» **Task to complete**
Look through the material below. Copy every line with the string "single" in it.

■ ■ ■ ■ ■ ■ ■

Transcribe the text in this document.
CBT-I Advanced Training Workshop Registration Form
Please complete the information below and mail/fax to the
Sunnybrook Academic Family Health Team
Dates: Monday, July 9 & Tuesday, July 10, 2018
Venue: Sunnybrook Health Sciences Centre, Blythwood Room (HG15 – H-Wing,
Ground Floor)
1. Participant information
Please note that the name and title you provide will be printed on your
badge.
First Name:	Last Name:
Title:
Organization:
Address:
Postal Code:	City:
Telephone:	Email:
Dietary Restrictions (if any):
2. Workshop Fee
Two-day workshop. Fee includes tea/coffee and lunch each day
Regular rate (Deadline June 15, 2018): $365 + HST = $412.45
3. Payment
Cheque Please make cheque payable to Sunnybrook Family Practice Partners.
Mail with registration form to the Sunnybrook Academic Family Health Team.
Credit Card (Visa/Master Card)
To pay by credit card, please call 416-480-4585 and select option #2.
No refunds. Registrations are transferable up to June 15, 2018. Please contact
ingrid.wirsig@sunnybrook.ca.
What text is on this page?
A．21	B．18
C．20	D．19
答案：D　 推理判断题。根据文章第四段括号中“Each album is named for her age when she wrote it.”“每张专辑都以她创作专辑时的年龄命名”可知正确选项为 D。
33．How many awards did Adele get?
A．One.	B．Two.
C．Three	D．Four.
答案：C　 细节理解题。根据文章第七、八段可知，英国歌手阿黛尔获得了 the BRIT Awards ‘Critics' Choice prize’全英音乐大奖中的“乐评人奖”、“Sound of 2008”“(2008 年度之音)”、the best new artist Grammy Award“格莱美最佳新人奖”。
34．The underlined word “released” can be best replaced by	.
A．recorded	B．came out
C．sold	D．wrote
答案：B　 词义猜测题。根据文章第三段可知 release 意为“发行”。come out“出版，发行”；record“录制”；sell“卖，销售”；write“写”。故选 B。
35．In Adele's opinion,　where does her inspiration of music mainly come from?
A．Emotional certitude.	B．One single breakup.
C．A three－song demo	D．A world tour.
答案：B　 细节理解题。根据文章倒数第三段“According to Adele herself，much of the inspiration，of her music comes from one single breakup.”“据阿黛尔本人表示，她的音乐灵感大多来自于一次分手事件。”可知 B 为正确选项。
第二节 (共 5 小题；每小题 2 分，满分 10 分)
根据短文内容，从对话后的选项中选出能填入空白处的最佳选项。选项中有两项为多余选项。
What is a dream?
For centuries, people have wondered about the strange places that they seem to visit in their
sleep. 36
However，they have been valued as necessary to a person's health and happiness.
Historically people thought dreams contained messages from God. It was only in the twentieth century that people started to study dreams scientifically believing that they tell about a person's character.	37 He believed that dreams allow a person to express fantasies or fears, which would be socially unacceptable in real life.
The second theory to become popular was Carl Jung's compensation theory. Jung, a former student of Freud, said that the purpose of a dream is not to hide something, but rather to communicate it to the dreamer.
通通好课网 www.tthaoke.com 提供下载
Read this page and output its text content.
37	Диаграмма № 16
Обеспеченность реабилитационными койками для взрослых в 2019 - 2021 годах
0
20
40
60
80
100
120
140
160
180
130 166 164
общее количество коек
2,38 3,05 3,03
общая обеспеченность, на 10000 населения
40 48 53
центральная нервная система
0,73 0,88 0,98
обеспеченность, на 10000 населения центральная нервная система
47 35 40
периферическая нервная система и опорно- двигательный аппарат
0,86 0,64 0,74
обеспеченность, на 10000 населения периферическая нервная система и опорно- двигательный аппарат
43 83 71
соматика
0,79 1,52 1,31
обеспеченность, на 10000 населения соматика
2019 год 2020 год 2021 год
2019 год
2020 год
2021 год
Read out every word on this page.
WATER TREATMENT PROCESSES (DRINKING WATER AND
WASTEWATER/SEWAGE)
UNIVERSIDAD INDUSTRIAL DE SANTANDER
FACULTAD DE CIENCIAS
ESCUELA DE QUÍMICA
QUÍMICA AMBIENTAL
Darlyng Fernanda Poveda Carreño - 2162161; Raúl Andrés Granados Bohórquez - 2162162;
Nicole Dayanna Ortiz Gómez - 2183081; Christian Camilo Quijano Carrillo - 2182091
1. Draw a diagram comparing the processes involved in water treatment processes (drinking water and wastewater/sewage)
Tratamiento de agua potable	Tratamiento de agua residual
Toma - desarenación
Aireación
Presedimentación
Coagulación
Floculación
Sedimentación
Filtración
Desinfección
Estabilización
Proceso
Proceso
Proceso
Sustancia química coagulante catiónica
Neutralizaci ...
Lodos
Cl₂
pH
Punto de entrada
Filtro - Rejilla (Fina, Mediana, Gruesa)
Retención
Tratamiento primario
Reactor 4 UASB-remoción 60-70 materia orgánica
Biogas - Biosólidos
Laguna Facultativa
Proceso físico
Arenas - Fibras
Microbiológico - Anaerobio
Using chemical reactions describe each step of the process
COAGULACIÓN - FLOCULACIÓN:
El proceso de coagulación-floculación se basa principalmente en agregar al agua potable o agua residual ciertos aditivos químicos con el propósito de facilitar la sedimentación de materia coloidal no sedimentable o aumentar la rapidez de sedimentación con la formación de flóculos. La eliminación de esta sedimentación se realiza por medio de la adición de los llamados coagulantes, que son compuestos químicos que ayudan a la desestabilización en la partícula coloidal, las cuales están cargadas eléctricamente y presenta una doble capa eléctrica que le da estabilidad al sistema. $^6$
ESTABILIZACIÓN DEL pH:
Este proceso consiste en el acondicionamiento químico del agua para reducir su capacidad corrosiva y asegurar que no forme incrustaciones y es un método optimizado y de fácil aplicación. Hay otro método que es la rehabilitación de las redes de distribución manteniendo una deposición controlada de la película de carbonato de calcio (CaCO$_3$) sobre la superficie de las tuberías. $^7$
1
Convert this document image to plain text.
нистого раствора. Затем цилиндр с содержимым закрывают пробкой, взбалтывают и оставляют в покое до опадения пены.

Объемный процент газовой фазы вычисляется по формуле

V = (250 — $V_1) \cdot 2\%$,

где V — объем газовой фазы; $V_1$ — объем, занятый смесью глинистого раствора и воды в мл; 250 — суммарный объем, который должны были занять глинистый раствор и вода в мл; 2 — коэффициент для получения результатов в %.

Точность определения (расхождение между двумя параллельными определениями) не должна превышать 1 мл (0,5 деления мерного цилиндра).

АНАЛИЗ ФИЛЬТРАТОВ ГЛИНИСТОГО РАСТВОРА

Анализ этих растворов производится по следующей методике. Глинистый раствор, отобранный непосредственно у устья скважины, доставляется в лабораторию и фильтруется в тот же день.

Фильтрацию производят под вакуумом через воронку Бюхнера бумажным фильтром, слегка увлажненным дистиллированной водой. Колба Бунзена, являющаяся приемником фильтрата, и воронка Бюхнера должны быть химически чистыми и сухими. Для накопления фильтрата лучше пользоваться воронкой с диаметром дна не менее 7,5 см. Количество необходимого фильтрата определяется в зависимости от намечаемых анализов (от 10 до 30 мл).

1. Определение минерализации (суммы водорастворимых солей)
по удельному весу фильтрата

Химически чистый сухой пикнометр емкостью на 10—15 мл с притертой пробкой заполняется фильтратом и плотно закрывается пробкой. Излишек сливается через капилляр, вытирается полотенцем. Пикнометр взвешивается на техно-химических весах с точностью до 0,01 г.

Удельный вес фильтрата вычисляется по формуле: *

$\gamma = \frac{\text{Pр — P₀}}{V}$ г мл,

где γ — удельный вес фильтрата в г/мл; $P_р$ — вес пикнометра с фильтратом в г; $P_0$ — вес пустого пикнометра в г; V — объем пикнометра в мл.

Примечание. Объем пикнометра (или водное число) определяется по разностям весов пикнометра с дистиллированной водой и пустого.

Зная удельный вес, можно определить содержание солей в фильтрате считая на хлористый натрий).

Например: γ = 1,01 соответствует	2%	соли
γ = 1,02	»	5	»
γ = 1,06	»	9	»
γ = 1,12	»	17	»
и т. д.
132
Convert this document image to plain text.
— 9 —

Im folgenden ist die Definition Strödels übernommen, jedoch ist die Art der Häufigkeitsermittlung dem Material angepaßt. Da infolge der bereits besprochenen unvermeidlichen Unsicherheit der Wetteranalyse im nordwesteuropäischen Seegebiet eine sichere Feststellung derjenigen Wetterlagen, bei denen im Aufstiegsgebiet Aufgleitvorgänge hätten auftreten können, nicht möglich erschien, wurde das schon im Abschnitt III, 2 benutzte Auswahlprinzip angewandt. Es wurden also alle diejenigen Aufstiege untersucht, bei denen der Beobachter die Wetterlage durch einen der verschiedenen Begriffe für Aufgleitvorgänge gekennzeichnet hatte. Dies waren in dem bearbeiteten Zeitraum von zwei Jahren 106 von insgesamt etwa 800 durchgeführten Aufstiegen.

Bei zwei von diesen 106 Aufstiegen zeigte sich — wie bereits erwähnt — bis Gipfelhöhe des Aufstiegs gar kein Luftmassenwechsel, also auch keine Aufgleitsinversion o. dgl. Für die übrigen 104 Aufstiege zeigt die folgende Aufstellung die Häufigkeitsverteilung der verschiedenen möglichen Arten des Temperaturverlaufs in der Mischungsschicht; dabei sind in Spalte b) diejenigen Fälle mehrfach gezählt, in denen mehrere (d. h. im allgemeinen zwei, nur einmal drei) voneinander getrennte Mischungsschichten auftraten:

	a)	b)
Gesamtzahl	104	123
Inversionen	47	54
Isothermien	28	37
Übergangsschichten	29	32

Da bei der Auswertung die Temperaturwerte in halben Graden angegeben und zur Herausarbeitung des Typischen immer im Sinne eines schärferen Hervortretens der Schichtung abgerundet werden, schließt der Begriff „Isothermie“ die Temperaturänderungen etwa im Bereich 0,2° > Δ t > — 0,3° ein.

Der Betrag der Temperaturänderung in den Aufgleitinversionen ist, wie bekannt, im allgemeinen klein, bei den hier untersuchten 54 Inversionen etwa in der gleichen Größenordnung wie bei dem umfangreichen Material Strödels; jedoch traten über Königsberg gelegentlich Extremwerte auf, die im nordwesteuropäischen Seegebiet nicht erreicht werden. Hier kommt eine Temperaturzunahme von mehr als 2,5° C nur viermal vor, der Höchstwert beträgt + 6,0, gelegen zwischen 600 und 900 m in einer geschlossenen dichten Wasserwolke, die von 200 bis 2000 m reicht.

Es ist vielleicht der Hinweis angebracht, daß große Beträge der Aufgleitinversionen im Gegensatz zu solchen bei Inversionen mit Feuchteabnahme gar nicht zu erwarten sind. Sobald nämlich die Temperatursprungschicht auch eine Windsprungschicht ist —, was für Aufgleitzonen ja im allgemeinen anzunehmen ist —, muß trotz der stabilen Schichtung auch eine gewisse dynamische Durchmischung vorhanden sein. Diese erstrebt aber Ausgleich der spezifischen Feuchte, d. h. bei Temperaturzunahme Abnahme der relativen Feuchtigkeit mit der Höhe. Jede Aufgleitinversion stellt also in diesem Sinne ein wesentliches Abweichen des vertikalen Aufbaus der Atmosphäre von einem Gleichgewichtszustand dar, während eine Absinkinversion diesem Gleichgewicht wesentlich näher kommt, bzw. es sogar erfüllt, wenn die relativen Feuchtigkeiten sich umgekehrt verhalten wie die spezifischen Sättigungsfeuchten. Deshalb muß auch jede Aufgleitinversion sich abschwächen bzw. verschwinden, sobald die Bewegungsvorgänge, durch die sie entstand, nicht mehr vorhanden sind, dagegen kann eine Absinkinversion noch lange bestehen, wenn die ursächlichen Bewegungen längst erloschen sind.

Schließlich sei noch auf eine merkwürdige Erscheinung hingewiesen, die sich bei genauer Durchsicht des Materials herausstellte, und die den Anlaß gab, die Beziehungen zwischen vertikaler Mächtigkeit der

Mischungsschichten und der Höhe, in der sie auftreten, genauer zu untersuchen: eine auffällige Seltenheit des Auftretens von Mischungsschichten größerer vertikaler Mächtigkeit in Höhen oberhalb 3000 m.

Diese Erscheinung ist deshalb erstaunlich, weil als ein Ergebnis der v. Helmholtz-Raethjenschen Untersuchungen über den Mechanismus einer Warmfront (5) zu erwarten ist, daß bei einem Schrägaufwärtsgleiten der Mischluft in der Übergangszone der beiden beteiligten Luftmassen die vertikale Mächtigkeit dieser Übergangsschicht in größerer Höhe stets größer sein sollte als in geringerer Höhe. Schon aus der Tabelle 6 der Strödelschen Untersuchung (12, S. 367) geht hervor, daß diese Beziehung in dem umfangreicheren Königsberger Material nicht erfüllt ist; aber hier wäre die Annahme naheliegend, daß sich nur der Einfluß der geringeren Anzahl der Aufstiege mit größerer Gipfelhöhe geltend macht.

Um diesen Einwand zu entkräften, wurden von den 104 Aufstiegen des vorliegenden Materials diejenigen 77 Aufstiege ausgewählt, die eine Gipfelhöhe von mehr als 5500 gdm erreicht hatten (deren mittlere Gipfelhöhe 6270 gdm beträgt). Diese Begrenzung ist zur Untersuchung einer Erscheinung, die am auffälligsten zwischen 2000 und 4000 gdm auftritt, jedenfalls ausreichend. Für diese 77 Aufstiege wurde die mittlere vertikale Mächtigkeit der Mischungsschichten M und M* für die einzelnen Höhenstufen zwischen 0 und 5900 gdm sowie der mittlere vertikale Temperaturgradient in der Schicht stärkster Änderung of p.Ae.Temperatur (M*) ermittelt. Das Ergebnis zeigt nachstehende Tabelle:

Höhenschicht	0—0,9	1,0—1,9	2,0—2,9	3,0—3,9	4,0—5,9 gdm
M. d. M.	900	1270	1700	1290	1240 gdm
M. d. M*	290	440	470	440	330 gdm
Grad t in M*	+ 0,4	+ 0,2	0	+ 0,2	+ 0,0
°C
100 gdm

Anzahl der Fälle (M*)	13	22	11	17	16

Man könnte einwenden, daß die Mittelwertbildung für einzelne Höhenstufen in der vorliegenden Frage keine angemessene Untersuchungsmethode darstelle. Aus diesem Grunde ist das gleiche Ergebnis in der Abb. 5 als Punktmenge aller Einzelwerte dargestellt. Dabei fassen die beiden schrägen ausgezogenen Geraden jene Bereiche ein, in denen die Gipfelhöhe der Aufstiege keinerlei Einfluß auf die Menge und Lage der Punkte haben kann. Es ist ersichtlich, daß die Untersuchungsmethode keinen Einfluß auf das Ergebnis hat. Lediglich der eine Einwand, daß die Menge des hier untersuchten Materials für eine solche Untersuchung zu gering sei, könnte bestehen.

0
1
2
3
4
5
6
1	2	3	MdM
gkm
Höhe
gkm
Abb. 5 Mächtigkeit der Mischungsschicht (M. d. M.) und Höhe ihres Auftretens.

■ ■ ■ ■ ■ ■ ■

» **Problem solution**
A．Emotional certitude.	B．One single breakup.
答案：B　 细节理解题。根据文章倒数第三段“According to Adele herself，much of the inspiration，of her music comes from one single breakup.”“据阿黛尔本人表示，她的音乐灵感大多来自于一次分手事件。”可知 B 为正确选项。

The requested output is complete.